# Required work
Quote each record exactly, please, leaving none out.
* START Provided records *
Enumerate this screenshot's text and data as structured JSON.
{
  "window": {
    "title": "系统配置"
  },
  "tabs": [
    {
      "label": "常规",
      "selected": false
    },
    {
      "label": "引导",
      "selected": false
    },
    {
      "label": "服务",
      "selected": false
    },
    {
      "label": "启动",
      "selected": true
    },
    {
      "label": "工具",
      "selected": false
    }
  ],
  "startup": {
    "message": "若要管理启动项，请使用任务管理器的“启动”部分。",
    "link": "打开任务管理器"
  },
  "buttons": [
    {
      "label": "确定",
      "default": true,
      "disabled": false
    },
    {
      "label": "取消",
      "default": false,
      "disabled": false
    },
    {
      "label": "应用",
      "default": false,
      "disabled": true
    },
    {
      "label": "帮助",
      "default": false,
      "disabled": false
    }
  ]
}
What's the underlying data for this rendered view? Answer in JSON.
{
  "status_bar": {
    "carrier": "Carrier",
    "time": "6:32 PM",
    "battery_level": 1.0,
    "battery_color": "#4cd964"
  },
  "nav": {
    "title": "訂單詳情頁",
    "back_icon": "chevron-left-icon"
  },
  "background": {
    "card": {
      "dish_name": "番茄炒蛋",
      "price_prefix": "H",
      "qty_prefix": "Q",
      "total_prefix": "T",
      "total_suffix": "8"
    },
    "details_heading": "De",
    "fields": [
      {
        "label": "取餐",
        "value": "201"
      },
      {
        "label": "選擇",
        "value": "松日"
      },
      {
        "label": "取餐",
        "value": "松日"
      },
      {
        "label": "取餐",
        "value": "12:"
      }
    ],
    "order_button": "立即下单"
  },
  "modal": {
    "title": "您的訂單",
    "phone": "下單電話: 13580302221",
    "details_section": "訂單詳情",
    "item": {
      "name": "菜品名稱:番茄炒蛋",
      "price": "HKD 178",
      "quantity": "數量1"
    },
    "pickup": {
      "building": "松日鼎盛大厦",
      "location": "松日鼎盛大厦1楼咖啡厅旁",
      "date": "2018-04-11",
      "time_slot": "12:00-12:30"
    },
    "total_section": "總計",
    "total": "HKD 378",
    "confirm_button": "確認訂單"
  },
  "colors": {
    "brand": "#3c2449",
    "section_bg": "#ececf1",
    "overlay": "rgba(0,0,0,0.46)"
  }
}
* END Provided records *
# Solution for this problem
Enumerate this screenshot's text and data as structured JSON.
{
  "window": {
    "title": "系统配置"
  },
  "tabs": [
    {
      "label": "常规",
      "selected": false
    },
    {
      "label": "引导",
      "selected": false
    },
    {
      "label": "服务",
      "selected": false
    },
    {
      "label": "启动",
      "selected": true
    },
    {
      "label": "工具",
      "selected": false
    }
  ],
  "startup": {
    "message": "若要管理启动项，请使用任务管理器的“启动”部分。",
    "link": "打开任务管理器"
  },
  "buttons": [
    {
      "label": "确定",
      "default": true,
      "disabled": false
    },
    {
      "label": "取消",
      "default": false,
      "disabled": false
    },
    {
      "label": "应用",
      "default": false,
      "disabled": true
    },
    {
      "label": "帮助",
      "default": false,
      "disabled": false
    }
  ]
}
What's the underlying data for this rendered view? Answer in JSON.
{
  "status_bar": {
    "carrier": "Carrier",
    "time": "6:32 PM",
    "battery_level": 1.0,
    "battery_color": "#4cd964"
  },
  "nav": {
    "title": "訂單詳情頁",
    "back_icon": "chevron-left-icon"
  },
  "background": {
    "card": {
      "dish_name": "番茄炒蛋",
      "price_prefix": "H",
      "qty_prefix": "Q",
      "total_prefix": "T",
      "total_suffix": "8"
    },
    "details_heading": "De",
    "fields": [
      {
        "label": "取餐",
        "value": "201"
      },
      {
        "label": "選擇",
        "value": "松日"
      },
      {
        "label": "取餐",
        "value": "松日"
      },
      {
        "label": "取餐",
        "value": "12:"
      }
    ],
    "order_button": "立即下单"
  },
  "modal": {
    "title": "您的訂單",
    "phone": "下單電話: 13580302221",
    "details_section": "訂單詳情",
    "item": {
      "name": "菜品名稱:番茄炒蛋",
      "price": "HKD 178",
      "quantity": "數量1"
    },
    "pickup": {
      "building": "松日鼎盛大厦",
      "location": "松日鼎盛大厦1楼咖啡厅旁",
      "date": "2018-04-11",
      "time_slot": "12:00-12:30"
    },
    "total_section": "總計",
    "total": "HKD 378",
    "confirm_button": "確認訂單"
  },
  "colors": {
    "brand": "#3c2449",
    "section_bg": "#ececf1",
    "overlay": "rgba(0,0,0,0.46)"
  }
}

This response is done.